_THE DATA_:
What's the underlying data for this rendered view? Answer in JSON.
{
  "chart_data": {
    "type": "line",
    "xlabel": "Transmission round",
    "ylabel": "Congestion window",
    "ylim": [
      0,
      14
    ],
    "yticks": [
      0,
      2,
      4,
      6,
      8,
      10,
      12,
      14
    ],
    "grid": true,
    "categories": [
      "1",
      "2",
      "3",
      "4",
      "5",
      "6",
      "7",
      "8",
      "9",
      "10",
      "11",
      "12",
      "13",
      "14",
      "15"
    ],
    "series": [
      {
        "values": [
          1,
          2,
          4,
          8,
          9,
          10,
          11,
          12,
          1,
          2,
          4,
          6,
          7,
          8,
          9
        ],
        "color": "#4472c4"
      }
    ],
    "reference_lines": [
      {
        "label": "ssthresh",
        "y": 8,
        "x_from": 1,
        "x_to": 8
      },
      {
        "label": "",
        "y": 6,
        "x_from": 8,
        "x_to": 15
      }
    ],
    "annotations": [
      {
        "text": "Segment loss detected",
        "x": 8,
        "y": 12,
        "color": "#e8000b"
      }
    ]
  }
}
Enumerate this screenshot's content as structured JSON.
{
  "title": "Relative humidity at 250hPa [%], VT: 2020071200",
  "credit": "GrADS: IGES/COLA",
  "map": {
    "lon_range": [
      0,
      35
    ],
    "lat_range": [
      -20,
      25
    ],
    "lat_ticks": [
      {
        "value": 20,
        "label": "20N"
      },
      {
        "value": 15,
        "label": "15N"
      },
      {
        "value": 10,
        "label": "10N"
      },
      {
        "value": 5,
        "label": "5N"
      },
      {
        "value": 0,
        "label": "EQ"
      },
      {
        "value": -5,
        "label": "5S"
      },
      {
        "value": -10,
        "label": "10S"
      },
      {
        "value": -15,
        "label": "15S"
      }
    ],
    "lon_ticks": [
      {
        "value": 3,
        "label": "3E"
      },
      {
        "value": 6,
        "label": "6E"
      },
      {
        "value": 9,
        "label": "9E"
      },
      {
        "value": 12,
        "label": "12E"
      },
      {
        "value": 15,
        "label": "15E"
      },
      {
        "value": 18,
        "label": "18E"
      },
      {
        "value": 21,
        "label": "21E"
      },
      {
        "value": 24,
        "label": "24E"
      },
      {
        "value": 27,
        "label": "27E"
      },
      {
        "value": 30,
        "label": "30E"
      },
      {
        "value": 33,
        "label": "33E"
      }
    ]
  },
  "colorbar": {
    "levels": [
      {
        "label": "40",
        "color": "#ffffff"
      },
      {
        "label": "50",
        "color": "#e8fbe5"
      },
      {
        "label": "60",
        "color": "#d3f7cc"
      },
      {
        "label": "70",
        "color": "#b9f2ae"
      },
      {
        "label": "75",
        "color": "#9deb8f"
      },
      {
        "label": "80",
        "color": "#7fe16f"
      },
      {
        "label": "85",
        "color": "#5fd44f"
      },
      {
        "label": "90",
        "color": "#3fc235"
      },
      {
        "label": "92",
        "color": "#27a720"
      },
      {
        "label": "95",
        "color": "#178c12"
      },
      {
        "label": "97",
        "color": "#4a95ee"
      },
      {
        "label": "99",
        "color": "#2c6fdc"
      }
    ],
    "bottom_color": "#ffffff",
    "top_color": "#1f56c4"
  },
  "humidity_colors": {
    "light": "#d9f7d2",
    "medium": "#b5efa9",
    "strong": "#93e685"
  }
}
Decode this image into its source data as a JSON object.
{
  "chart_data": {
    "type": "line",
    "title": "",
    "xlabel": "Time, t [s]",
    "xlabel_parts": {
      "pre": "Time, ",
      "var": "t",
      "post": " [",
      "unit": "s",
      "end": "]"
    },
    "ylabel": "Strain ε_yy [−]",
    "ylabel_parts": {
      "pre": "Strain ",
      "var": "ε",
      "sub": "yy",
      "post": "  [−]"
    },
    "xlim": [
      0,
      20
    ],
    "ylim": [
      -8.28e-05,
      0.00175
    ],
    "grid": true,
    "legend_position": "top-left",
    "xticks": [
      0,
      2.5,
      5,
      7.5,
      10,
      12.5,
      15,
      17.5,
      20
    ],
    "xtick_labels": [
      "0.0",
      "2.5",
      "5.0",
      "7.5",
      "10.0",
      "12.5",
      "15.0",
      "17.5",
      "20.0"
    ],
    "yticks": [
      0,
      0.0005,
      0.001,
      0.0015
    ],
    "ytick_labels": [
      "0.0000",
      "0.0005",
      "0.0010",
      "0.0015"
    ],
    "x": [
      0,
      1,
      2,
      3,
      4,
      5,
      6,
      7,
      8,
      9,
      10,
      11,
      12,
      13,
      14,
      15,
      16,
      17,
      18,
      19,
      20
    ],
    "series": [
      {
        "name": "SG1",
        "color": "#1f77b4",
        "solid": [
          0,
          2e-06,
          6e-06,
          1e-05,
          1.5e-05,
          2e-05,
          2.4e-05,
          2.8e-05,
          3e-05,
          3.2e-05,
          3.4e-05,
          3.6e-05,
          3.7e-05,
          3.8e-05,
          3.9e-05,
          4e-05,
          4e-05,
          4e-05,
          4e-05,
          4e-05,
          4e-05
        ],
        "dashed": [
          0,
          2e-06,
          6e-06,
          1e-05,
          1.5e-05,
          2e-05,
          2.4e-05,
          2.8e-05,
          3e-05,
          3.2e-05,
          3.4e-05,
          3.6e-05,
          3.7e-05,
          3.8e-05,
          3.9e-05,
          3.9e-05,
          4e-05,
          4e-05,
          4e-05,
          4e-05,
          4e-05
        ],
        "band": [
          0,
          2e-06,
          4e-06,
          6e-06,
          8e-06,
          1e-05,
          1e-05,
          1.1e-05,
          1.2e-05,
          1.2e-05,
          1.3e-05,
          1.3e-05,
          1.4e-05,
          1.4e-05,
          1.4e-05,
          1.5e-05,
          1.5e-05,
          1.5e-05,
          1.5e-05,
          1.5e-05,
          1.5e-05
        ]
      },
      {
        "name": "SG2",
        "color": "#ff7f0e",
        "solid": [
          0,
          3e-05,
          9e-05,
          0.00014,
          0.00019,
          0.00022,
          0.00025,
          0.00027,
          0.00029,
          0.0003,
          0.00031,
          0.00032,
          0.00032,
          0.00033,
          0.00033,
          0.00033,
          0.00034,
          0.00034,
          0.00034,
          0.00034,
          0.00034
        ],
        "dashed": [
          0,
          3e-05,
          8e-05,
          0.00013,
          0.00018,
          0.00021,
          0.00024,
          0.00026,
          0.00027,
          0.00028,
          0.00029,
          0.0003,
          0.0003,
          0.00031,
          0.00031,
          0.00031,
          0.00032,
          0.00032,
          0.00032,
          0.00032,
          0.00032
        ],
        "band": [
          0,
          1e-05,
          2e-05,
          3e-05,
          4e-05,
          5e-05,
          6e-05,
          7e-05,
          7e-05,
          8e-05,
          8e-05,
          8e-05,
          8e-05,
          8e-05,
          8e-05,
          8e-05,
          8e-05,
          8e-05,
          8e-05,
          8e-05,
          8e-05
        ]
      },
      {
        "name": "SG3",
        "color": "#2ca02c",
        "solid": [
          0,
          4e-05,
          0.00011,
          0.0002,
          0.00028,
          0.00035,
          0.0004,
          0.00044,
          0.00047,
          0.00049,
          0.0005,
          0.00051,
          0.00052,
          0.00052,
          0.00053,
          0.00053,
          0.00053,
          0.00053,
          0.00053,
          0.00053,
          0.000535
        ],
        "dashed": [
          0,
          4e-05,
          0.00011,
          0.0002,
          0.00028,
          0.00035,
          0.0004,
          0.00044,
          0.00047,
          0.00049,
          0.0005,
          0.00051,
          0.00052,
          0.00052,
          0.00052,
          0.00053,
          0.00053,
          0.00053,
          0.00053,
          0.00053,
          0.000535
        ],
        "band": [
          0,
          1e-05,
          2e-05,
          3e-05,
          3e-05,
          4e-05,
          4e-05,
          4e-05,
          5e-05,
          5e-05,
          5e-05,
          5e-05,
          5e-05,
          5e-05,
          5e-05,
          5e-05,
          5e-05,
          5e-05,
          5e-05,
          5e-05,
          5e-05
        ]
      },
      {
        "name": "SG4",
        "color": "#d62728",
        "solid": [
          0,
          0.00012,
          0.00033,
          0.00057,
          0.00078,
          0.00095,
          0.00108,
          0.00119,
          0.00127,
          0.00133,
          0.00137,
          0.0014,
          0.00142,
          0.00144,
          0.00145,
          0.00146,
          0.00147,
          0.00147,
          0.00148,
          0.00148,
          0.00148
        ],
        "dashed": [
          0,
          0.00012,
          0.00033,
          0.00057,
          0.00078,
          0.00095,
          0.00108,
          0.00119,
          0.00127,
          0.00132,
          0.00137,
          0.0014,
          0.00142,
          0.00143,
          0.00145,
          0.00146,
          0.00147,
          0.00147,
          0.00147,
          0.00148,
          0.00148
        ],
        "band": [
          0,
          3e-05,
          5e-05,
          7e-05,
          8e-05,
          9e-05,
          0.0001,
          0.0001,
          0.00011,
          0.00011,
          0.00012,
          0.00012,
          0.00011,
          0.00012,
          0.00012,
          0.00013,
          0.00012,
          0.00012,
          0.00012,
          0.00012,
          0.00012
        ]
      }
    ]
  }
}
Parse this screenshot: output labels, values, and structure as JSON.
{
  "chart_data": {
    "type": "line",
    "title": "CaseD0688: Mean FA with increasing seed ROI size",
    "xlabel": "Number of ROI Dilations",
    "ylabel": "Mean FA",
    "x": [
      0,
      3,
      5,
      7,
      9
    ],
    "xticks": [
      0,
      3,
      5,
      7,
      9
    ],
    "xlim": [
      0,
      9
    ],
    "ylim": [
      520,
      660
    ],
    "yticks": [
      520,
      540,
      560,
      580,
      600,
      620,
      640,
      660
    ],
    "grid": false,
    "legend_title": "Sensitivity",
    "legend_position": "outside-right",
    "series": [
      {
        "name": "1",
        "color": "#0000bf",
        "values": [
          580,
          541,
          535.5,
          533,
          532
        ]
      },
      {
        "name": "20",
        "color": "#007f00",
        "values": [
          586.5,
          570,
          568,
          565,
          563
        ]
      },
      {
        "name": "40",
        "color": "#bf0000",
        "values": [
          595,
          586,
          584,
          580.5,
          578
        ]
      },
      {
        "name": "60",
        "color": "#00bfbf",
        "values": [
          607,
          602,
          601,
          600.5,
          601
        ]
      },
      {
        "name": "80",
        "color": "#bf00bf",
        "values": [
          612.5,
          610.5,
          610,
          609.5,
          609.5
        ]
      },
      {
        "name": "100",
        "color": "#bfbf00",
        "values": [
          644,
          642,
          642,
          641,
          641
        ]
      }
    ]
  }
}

_WHAT YOU ARE ASKED TO DO_: Among the records above, find each line holding the string "name" and pull it out.

_RESPONSE_:
        "name": "SG1",
        "name": "SG2",
        "name": "SG3",
        "name": "SG4",
        "name": "1",
        "name": "20",
        "name": "40",
        "name": "60",
        "name": "80",
        "name": "100",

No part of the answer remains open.